SET TASKS:
[a] Say whether each statement agrees with the text on Plotinus, answering yes or no and quoting the deciding words of the text exactly. (i) The principle that the product is less than its producer can be found in earlier philosophers. (ii) Plotinus compares emanation to the diffusion of scent from something scented. (iii) According to the text, time and space emerge at the level of the One.
[b] Resume the text on Plotinus after its last sentence and carry its argument forward.

TEXT BLOCK:
··········
This second principle, that the product is less than its producer, was really Plotinus's own invention; it cannot be found in earlier philosophers. It is commonly agreed that it is one of the weakest points in the Plotinian system. The principle is really a mere ad hoc expediency, needed to explain the obvious imperfections of the physical universe in which we live, notably the presence of suffering and evil. Apart from facilitating that explanation, the principle is not given any independent motivation by Plotinus (cf. Armstrong 1962: 32; Wallis 1995: 60). This second principle is all the more problematic in light of the fact that it is obviously at odds with the assumed supreme perfection of the One, which Plotinus also theorizes as omnipotence, the power to create everything possible. Indeed, Plotinus sees the power of the One as implying a principle of plenitude: all that can be created will be created (cf. Lovejoy 1964: 62; Wallis 1995: 64). But if the One is supremely perfect and omnipotent, how then could it be limited in its ability to create an image of itself? After all, there 'is' nothing outside the One by which its creative power could be limited, simply because the One is the self-causing All-In-One. So not only is the second principle ad hoc, it is also inconsistent with Plotinus's basic assumption that the One is supremely perfect, omnipotent and creator of all.

A further reason to be dissatisfied with the Plotinian system is the fact that Plotinus (like all later Neoplatonists) does not spell out any clear mechanism by which emanation occurs. True, the first principle (that perfection necessarily produces) explains to a certain extent why the One generates something beyond itself, but how this generation occurs remains shrouded in mystery. Here Plotinus offers no more than emanative/radiative metaphors taken from the physical world, like light and heat radiating from the sun, or the diffusion of cold from snow or scent from something scented (cf. Armstrong 1962: 31; Wallis 1995: 41-42). Relying on such metaphors Plotinus speaks of the One as a "generative radiance" (Enneads, VI.7.36.20). Of course, for Plotinus the legitimacy of this 'radiative' conception of the One rested firmly on the authority of Plato's analogy between the Good and the sun. But can such a merely metaphorical approach to the One's productive activity be truly satisfying from a philosophical point of view? Plotinus does insist that we must purify such metaphors from their material limitations before applying them to the One and the other Hypostases (with the exception of the material world of Nature, where emanation does take that crudely physical form). But this leaves unaltered the fact that Plotinus's entire explanation of how emanation occurs remains metaphorical and therefore offers no true understanding. This is especially so because the emanative metaphors refer to processes in time and space, whereas the One and its productive activity are essentially non-spatiotemporal (indeed, time and space only emerge on the lower levels of Soul and Nature). So the notions of emanation and radiation are actually very unsuited to clarify what is going on when the One produces its sequence of self-images (cf. Corrigan 2005: 28).

The hidden core of the Plotinian system
I suspect that these problems in the Plotinian system have a much deeper source, which has to do with how Plotinus conceives of the productive power of the One. As we have seen, when Plotinus explains the One's productive power in terms of perfection, he is voicing an idea that was quite common in Greek antiquity (i.e. "everything that is perfect produces something else"). However, there is a strange lack of overlap between this notion of productive perfection and Plotinus's explanation of the One's self-causation in terms of self-awareness -- terms that are surprisingly close to what the German Absolute Idealists Fichte, Schelling and Hegel would say almost two millennia later. It seems to me that it is here, in his ideas about the One as a self-causing self-awareness, that Plotinus's true originality and importance lies.
··········
PROVIDED MATERIAL:
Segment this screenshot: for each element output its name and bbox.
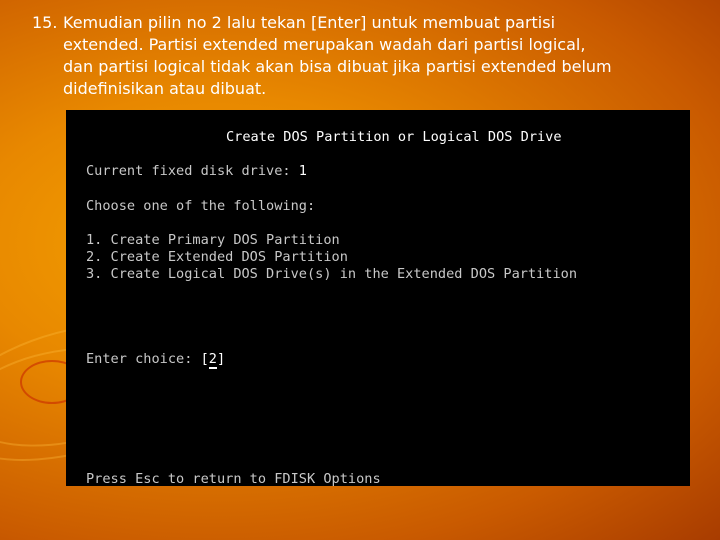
··········
OUTPUTS IN ORDER:
[a]
(i) No: "it cannot be found in earlier philosophers."
(ii) Yes: "or the diffusion of cold from snow or scent from something scented"
(iii) No: "time and space only emerge on the lower levels of Soul and Nature"

[b]
I would like to venture the hypothesis that Plotinus himself did not fully understand the true significance of this discovery, that the One is self-producing through self-awareness, and that he therefore 'fell back' on the traditional idea of perfection in order to explain the One's production of the other Hypostases. That is to say: if Plotinus had stuck consistently to his innovative conception of the One as self-causing self-awareness, he would also have explained the One's production of the other Hypostases as following from that primordial self-awareness. Such an idealist explanation of the Hypostases would also be more in line with Plotinus's insistence that the sequence of Intellect-Soul-Nature is really a sequence of images produced by the One and -- note! -- within the One qua all-encompassing totality. For doesn't this imply that the sequence of Hypostases is really just an internal unfolding of the One's self-awareness, such that each Hypostasis is a determinate stage in that unfolding? I suspect that that is the essential core of the Plotinian system -- a core that more or less remained hidden, however, under the traditional Greek notion of productive perfection.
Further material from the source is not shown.